Entries shown
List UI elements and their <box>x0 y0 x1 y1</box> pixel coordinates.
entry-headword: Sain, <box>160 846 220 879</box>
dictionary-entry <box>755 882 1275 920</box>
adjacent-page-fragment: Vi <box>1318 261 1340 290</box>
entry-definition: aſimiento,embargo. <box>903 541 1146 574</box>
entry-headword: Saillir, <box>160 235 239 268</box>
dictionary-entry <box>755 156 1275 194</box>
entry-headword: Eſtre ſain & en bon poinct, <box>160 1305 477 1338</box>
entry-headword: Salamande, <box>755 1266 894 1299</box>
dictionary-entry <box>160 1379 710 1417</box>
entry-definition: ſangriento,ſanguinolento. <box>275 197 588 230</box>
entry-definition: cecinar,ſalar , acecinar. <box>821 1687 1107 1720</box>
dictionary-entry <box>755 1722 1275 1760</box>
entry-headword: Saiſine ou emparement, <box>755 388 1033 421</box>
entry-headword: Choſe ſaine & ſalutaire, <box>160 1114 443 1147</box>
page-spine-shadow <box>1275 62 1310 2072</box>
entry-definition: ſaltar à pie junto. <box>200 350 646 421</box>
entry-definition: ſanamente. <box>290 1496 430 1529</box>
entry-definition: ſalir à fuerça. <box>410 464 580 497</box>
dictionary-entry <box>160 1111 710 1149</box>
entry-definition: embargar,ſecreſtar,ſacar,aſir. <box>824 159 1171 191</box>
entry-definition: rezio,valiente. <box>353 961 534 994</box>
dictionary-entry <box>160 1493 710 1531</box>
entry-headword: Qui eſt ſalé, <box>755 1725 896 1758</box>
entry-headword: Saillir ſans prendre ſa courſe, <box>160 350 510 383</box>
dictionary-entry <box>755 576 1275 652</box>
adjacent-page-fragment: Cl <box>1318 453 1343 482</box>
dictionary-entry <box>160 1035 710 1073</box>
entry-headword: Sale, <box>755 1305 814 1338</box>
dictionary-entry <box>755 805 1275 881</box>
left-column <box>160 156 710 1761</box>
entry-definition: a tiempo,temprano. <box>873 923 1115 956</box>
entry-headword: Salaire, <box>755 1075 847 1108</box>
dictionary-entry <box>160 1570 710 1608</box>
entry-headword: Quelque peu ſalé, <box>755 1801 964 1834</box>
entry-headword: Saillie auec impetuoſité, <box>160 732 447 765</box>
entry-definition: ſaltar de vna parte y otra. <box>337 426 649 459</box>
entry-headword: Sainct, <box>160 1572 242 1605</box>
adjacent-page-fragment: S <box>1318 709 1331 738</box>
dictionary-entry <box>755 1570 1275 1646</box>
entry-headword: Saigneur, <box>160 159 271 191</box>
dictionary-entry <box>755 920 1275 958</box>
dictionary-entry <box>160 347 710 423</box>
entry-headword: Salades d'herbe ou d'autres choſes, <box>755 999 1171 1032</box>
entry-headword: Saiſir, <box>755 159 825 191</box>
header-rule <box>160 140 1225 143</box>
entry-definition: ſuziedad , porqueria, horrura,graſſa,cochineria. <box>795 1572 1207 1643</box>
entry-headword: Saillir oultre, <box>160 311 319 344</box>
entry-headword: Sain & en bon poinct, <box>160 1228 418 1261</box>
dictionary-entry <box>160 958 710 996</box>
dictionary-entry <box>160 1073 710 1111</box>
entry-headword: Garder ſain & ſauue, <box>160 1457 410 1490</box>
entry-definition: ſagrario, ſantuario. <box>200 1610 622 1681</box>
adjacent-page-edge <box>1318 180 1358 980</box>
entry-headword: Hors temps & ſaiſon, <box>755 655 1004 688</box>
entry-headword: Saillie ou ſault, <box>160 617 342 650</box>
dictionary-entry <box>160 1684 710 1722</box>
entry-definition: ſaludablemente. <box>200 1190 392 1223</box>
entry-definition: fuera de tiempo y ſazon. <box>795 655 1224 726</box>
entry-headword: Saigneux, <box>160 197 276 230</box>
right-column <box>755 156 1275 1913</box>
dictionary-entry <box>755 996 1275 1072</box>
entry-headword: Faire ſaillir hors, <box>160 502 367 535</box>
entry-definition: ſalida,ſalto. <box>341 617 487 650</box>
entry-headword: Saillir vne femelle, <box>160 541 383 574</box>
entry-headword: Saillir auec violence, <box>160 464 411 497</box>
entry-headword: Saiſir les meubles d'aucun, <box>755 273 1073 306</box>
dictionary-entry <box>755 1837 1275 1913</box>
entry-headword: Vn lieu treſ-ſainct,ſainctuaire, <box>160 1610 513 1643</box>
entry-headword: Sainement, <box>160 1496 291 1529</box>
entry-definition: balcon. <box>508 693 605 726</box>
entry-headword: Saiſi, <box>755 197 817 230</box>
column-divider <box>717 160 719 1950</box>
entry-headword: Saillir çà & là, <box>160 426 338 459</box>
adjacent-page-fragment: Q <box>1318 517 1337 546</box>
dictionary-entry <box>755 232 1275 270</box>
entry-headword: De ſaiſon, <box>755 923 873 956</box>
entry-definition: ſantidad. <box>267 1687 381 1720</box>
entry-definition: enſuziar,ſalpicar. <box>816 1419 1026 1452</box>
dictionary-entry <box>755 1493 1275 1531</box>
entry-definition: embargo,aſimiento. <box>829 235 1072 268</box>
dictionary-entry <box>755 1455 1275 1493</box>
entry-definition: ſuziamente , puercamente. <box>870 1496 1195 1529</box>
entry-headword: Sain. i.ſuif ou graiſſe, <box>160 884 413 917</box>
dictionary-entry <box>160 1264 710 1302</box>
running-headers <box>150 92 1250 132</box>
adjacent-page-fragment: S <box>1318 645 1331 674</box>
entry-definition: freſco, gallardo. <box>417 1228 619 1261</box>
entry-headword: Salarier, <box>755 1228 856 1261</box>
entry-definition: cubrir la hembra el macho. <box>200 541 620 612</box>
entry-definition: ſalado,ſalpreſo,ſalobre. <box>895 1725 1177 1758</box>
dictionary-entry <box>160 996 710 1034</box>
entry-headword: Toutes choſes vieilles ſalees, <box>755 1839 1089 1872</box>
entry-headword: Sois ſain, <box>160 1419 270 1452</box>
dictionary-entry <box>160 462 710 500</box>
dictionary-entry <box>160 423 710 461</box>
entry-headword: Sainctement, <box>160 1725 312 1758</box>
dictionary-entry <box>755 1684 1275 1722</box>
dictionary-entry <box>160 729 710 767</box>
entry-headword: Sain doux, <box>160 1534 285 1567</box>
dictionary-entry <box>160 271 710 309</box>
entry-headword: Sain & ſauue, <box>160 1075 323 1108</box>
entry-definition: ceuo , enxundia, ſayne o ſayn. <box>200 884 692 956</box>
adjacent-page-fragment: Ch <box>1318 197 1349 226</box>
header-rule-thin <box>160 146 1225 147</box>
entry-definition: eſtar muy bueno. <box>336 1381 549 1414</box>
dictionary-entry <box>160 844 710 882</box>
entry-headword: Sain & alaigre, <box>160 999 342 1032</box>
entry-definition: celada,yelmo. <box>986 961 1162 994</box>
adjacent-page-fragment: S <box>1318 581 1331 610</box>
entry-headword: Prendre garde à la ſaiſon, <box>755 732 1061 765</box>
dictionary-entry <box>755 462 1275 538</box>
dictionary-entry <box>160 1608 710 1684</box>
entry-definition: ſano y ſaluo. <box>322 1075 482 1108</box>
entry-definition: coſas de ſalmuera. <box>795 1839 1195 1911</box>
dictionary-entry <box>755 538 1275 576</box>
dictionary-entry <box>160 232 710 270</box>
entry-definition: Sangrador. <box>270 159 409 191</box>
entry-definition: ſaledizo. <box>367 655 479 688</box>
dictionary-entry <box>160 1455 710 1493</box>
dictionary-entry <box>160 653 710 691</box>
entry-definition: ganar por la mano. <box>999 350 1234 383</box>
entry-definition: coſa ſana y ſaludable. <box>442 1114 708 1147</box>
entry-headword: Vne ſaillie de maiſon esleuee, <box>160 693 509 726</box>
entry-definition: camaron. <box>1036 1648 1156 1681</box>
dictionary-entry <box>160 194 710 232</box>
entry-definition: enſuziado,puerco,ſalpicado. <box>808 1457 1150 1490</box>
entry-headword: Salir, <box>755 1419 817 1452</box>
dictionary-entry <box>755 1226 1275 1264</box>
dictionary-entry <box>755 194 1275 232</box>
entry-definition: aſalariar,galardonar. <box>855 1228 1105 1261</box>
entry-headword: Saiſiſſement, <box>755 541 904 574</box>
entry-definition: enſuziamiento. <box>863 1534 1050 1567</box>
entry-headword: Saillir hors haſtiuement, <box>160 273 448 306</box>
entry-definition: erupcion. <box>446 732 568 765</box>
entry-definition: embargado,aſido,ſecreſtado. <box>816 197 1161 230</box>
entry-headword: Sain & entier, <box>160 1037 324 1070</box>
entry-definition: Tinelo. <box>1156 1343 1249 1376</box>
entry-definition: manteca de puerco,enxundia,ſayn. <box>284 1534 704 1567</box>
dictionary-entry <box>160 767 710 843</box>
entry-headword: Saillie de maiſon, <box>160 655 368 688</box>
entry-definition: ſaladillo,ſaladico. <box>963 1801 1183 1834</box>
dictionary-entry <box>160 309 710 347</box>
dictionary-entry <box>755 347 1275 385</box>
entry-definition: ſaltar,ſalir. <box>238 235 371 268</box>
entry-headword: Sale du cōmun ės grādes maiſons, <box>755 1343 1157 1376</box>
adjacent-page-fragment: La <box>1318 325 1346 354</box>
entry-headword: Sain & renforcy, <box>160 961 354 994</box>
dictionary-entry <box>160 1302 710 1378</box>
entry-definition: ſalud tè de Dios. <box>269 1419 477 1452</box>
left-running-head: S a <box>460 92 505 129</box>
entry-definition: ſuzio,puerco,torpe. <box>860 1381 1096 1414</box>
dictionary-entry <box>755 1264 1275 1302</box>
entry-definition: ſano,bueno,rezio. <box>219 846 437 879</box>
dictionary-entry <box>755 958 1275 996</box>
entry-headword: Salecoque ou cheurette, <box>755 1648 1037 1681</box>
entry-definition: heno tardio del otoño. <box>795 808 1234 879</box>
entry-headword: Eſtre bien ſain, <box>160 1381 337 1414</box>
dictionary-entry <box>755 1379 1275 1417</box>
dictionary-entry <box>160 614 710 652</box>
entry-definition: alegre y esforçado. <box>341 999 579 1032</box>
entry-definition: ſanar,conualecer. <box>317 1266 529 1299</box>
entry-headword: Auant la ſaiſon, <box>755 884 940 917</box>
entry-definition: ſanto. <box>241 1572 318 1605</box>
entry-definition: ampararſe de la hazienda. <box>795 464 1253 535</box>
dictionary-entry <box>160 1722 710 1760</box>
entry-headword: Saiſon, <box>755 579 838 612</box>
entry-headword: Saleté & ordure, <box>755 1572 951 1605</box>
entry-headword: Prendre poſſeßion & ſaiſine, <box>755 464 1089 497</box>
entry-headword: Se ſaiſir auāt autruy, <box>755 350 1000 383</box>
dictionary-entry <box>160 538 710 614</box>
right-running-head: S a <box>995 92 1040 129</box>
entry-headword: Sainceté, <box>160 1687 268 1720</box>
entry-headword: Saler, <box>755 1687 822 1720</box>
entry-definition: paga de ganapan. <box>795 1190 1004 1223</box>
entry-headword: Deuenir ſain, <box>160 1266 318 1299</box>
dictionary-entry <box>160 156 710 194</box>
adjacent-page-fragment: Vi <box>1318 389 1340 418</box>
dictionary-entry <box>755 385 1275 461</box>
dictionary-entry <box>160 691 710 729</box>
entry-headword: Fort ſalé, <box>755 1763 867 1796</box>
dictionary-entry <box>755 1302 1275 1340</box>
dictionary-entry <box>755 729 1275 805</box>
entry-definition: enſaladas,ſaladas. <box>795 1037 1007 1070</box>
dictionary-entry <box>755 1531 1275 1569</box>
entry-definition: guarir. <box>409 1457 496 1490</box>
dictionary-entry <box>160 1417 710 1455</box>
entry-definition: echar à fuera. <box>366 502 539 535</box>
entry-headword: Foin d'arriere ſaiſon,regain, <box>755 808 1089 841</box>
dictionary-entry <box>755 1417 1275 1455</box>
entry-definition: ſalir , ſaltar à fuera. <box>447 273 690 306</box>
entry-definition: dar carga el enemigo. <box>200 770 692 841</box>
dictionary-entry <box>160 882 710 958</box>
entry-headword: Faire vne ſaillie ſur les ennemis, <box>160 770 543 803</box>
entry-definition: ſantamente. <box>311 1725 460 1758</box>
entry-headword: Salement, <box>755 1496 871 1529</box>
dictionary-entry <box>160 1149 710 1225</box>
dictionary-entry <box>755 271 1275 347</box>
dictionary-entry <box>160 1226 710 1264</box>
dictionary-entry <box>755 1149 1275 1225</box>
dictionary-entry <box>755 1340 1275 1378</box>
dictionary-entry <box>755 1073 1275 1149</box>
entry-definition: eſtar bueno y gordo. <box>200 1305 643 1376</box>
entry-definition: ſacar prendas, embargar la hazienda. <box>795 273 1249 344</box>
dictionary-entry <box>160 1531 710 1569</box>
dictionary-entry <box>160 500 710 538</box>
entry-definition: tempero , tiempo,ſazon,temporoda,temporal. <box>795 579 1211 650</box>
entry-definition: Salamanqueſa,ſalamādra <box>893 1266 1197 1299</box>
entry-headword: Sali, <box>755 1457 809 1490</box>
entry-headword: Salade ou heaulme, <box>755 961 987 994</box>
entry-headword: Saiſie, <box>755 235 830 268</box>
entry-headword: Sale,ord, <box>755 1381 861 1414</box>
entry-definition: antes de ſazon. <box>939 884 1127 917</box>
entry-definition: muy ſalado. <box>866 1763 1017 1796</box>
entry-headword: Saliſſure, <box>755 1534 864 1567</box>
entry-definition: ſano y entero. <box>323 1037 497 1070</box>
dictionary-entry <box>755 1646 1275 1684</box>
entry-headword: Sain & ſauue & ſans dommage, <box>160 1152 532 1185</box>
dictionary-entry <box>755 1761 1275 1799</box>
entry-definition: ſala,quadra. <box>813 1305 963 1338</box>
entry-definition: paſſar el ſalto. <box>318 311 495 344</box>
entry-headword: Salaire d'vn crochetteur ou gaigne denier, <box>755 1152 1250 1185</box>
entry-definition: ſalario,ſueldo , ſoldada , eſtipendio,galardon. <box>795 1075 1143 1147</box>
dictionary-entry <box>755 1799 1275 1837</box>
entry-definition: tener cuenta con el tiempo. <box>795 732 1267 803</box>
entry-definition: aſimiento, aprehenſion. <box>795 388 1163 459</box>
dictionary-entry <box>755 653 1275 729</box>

Aim
Reproduce the material word for word, starting at its first line and ending at the line that contains "entry-headword: Eſtre ſain", with both of those lines included.

Result
List UI elements and their <box>x0 y0 x1 y1</box> pixel coordinates.
entry-headword: Sain, <box>160 846 220 879</box>
dictionary-entry <box>755 882 1275 920</box>
adjacent-page-fragment: Vi <box>1318 261 1340 290</box>
entry-definition: aſimiento,embargo. <box>903 541 1146 574</box>
entry-headword: Saillir, <box>160 235 239 268</box>
dictionary-entry <box>755 156 1275 194</box>
entry-headword: Eſtre ſain & en bon poinct, <box>160 1305 477 1338</box>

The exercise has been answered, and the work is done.